Rows from a dataset
============================================================

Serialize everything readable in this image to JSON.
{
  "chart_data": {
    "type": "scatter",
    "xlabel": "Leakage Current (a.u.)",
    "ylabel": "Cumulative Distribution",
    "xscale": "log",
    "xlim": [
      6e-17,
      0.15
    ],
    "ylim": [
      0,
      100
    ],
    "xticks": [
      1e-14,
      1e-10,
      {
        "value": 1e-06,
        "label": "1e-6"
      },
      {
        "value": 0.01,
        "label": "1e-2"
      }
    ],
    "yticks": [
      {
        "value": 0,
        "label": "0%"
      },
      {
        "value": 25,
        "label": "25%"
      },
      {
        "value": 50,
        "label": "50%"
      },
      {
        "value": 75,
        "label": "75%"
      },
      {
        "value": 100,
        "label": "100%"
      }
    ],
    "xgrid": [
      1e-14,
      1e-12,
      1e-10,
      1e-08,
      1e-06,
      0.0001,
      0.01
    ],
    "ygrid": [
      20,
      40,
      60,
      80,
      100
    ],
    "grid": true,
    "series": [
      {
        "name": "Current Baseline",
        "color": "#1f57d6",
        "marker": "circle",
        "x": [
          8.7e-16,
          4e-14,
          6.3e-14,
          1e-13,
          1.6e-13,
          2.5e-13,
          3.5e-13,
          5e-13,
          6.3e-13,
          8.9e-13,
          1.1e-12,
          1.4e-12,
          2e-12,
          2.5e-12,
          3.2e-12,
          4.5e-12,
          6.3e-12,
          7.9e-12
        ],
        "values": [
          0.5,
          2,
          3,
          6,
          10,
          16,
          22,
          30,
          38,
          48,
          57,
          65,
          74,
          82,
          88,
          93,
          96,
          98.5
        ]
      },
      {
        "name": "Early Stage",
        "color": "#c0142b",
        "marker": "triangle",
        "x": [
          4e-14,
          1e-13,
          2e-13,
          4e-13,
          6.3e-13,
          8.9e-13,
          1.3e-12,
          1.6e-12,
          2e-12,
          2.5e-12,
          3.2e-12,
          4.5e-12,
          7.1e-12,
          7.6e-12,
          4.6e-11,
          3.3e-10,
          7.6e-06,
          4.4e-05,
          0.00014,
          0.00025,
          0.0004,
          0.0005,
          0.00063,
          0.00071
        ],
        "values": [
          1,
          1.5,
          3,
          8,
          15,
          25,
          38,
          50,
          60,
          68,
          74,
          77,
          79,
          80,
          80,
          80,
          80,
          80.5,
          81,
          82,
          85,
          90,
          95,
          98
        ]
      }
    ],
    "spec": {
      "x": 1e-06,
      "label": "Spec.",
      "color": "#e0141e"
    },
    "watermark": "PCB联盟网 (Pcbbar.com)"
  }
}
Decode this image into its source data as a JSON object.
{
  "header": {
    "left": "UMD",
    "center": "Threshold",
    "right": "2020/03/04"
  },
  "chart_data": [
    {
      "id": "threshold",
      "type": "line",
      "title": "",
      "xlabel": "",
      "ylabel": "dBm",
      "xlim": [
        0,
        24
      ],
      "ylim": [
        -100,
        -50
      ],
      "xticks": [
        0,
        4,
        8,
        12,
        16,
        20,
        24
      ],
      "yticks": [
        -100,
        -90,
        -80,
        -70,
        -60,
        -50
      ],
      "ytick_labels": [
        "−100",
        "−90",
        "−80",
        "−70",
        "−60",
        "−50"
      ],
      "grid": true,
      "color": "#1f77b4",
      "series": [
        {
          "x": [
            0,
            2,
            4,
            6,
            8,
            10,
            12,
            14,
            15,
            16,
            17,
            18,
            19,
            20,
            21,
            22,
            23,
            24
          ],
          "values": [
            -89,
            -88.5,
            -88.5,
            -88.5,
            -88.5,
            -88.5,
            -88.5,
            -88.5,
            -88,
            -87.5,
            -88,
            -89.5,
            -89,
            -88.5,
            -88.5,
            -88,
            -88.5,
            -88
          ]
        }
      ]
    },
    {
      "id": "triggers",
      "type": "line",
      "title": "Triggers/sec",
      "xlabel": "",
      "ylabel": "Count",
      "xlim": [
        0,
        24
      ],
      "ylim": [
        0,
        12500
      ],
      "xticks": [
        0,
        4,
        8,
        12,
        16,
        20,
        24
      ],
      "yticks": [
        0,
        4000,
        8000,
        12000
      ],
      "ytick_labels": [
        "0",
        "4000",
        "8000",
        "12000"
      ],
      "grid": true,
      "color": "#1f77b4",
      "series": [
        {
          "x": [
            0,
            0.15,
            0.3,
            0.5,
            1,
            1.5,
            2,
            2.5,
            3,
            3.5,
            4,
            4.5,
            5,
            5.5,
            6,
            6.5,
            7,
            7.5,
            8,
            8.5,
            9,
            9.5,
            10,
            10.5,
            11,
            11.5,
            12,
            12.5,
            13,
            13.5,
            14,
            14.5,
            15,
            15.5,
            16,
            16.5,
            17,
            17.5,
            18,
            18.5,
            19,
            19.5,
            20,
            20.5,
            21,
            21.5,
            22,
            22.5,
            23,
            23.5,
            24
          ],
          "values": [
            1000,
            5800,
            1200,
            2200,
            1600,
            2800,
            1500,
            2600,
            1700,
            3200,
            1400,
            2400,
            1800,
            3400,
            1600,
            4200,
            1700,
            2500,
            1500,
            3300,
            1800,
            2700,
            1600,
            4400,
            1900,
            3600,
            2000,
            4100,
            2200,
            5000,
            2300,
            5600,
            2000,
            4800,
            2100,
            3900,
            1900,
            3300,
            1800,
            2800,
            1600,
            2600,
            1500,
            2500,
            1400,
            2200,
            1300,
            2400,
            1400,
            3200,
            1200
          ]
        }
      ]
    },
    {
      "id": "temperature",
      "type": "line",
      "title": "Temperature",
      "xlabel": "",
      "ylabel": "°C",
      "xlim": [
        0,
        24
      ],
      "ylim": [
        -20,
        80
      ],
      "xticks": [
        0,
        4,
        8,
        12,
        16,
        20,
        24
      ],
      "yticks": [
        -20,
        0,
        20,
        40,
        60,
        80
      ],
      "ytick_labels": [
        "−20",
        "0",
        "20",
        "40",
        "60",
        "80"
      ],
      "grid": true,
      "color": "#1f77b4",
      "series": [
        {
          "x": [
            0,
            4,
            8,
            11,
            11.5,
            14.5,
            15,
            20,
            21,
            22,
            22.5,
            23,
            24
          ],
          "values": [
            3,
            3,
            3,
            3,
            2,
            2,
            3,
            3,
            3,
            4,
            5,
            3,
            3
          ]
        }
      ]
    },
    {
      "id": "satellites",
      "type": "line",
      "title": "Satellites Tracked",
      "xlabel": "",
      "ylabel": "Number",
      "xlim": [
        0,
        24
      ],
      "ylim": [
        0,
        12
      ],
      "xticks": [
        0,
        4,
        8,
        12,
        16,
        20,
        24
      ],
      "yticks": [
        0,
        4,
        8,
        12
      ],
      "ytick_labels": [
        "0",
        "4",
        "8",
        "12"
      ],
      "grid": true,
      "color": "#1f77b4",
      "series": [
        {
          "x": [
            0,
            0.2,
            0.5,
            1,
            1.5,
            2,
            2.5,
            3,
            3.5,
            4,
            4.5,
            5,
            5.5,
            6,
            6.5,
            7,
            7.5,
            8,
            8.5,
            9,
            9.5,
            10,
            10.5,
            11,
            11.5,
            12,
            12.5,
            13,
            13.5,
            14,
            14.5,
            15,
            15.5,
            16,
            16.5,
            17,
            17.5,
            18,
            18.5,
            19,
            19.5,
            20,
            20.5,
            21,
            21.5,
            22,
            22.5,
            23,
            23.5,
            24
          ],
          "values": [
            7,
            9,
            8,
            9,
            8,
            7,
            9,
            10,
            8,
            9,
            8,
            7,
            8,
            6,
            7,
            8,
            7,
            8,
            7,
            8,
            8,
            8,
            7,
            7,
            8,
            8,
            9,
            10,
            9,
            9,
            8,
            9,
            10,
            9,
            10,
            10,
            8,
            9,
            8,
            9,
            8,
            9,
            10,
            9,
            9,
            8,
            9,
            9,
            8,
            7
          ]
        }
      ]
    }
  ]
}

============================================================

- [Exercise aim]: Give nothing but the count of lines in the listing above that hold the string "Current".

- [Solution]: 2